>> start Source material

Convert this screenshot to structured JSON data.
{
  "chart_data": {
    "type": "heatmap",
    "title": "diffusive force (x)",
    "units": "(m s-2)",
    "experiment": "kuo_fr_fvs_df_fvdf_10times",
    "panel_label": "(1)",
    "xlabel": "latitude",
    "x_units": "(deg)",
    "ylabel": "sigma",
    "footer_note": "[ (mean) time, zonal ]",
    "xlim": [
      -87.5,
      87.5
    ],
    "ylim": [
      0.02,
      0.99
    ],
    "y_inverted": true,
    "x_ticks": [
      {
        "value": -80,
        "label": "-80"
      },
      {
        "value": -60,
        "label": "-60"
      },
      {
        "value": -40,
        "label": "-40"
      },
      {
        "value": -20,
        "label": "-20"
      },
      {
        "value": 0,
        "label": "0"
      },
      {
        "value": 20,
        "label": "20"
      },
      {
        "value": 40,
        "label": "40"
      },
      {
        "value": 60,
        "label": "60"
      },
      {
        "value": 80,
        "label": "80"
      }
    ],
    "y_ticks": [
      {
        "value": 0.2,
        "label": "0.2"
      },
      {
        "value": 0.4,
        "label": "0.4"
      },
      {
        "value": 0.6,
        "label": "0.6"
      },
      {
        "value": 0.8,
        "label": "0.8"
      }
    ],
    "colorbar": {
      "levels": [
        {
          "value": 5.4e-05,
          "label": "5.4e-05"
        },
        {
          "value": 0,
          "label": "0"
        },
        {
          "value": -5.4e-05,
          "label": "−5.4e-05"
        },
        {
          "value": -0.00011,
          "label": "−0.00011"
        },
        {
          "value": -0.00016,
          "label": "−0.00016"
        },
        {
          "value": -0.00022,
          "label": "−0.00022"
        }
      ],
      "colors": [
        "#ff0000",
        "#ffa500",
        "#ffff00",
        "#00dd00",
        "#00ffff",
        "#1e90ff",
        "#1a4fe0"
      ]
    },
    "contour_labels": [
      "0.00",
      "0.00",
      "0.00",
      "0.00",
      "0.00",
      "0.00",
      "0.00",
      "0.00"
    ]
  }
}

>> end Source material

Every record shown above must be echoed exactly.

- Written solution -
Convert this screenshot to structured JSON data.
{
  "chart_data": {
    "type": "heatmap",
    "title": "diffusive force (x)",
    "units": "(m s-2)",
    "experiment": "kuo_fr_fvs_df_fvdf_10times",
    "panel_label": "(1)",
    "xlabel": "latitude",
    "x_units": "(deg)",
    "ylabel": "sigma",
    "footer_note": "[ (mean) time, zonal ]",
    "xlim": [
      -87.5,
      87.5
    ],
    "ylim": [
      0.02,
      0.99
    ],
    "y_inverted": true,
    "x_ticks": [
      {
        "value": -80,
        "label": "-80"
      },
      {
        "value": -60,
        "label": "-60"
      },
      {
        "value": -40,
        "label": "-40"
      },
      {
        "value": -20,
        "label": "-20"
      },
      {
        "value": 0,
        "label": "0"
      },
      {
        "value": 20,
        "label": "20"
      },
      {
        "value": 40,
        "label": "40"
      },
      {
        "value": 60,
        "label": "60"
      },
      {
        "value": 80,
        "label": "80"
      }
    ],
    "y_ticks": [
      {
        "value": 0.2,
        "label": "0.2"
      },
      {
        "value": 0.4,
        "label": "0.4"
      },
      {
        "value": 0.6,
        "label": "0.6"
      },
      {
        "value": 0.8,
        "label": "0.8"
      }
    ],
    "colorbar": {
      "levels": [
        {
          "value": 5.4e-05,
          "label": "5.4e-05"
        },
        {
          "value": 0,
          "label": "0"
        },
        {
          "value": -5.4e-05,
          "label": "−5.4e-05"
        },
        {
          "value": -0.00011,
          "label": "−0.00011"
        },
        {
          "value": -0.00016,
          "label": "−0.00016"
        },
        {
          "value": -0.00022,
          "label": "−0.00022"
        }
      ],
      "colors": [
        "#ff0000",
        "#ffa500",
        "#ffff00",
        "#00dd00",
        "#00ffff",
        "#1e90ff",
        "#1a4fe0"
      ]
    },
    "contour_labels": [
      "0.00",
      "0.00",
      "0.00",
      "0.00",
      "0.00",
      "0.00",
      "0.00",
      "0.00"
    ]
  }
}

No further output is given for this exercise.